Below are records; count the lines that contain "Analysis" and give only the total.

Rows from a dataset
——

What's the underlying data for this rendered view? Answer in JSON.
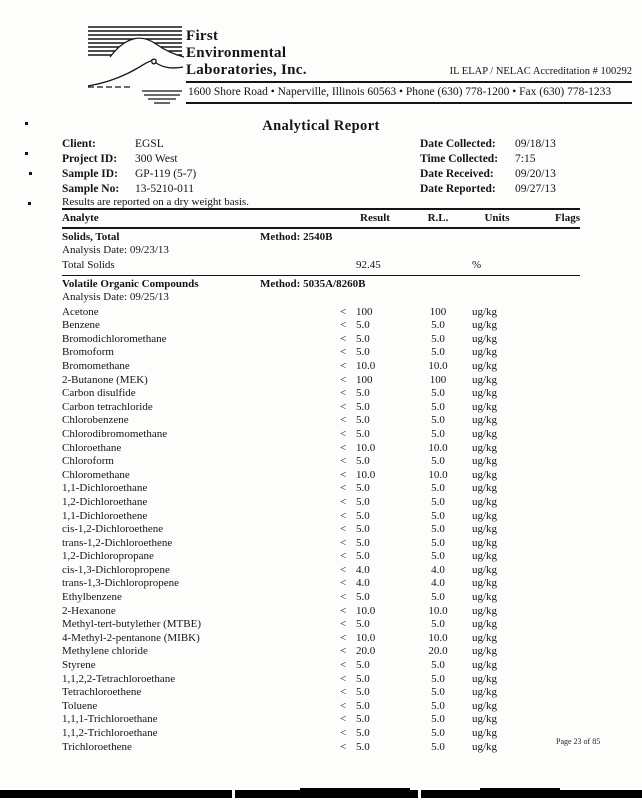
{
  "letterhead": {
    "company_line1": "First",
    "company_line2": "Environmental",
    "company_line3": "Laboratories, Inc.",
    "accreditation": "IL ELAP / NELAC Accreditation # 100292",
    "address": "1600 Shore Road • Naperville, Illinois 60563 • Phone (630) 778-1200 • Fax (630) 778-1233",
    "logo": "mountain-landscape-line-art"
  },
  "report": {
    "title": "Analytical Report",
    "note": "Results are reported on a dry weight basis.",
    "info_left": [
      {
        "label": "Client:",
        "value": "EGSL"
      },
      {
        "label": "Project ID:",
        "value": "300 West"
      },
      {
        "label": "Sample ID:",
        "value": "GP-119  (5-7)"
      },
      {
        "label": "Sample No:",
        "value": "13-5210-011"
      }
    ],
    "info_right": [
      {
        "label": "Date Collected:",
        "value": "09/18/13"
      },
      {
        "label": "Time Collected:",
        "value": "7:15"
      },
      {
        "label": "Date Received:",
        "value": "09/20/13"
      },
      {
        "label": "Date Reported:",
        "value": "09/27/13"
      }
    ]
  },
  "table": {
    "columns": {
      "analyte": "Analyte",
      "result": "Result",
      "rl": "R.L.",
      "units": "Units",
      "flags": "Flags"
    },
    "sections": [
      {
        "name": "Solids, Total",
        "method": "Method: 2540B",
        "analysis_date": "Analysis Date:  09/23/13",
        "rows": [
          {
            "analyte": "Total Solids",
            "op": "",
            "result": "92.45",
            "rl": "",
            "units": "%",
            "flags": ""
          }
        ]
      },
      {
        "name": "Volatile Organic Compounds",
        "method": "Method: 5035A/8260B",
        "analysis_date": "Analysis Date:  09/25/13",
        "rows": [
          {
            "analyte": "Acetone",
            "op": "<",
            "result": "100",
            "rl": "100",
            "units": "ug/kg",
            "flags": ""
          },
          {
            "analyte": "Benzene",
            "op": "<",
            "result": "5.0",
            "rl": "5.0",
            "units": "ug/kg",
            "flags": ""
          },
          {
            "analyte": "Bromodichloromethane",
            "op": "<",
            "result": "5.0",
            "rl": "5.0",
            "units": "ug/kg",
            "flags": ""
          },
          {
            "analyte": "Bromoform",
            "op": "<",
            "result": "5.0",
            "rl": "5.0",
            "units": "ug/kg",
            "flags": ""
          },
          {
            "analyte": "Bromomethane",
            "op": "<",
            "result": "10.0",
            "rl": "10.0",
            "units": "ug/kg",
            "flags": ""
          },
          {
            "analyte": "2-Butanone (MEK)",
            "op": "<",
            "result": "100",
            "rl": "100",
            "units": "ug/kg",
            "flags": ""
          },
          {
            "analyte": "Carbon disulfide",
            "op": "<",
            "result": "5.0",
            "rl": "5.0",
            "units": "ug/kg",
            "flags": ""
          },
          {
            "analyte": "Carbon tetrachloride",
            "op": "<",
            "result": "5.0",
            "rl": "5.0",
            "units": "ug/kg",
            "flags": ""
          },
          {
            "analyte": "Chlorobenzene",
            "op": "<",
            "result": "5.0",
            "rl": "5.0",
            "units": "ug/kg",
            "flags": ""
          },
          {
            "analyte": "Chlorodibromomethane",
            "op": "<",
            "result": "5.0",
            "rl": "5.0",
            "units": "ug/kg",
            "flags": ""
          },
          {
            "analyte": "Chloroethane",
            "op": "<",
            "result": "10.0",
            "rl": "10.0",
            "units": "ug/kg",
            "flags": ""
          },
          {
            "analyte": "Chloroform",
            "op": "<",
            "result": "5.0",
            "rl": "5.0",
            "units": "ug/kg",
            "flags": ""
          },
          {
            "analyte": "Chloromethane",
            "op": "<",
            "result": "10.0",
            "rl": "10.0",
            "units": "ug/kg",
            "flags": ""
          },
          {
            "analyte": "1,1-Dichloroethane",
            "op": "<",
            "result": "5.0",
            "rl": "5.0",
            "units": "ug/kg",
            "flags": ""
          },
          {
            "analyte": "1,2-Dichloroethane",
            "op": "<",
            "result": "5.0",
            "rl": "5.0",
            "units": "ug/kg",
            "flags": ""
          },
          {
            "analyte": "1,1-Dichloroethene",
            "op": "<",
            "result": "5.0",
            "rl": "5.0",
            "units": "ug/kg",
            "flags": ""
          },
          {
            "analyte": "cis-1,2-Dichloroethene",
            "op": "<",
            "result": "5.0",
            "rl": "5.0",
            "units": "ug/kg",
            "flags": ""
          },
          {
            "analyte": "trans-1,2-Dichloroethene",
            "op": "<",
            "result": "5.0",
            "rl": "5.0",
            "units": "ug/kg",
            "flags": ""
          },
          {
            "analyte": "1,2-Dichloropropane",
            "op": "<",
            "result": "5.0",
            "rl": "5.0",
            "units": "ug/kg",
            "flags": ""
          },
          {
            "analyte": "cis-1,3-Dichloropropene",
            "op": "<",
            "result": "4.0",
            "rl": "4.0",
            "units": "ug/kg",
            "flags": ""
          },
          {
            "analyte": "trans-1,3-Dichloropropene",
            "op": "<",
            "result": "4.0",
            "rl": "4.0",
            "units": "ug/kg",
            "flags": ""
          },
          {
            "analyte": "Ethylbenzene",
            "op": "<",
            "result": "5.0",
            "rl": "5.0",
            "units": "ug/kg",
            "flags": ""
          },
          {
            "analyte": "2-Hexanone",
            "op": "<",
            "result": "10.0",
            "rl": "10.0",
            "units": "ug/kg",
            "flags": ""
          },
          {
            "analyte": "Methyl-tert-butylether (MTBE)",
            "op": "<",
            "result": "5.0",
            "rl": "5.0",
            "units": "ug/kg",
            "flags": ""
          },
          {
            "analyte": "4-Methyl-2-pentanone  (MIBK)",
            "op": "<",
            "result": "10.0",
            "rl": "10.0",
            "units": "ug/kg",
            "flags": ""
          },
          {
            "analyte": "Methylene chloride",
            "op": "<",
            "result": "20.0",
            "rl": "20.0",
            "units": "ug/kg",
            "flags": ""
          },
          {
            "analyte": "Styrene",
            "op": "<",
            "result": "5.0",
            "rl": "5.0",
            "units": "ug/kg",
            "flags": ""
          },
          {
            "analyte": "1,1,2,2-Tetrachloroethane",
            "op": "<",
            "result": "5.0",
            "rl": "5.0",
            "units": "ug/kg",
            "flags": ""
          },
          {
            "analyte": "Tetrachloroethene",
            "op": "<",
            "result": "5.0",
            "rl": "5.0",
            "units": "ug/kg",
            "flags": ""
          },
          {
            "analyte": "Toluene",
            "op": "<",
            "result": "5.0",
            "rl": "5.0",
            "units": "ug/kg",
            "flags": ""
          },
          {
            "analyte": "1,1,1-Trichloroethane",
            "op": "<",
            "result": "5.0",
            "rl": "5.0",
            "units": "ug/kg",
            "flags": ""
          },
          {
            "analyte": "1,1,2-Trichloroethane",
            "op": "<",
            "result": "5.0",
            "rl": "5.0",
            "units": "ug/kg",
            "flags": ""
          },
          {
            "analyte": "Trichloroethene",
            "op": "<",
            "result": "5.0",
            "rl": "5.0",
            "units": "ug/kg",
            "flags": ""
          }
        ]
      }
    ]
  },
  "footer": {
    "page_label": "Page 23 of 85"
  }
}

——

* **Output of the task**:
2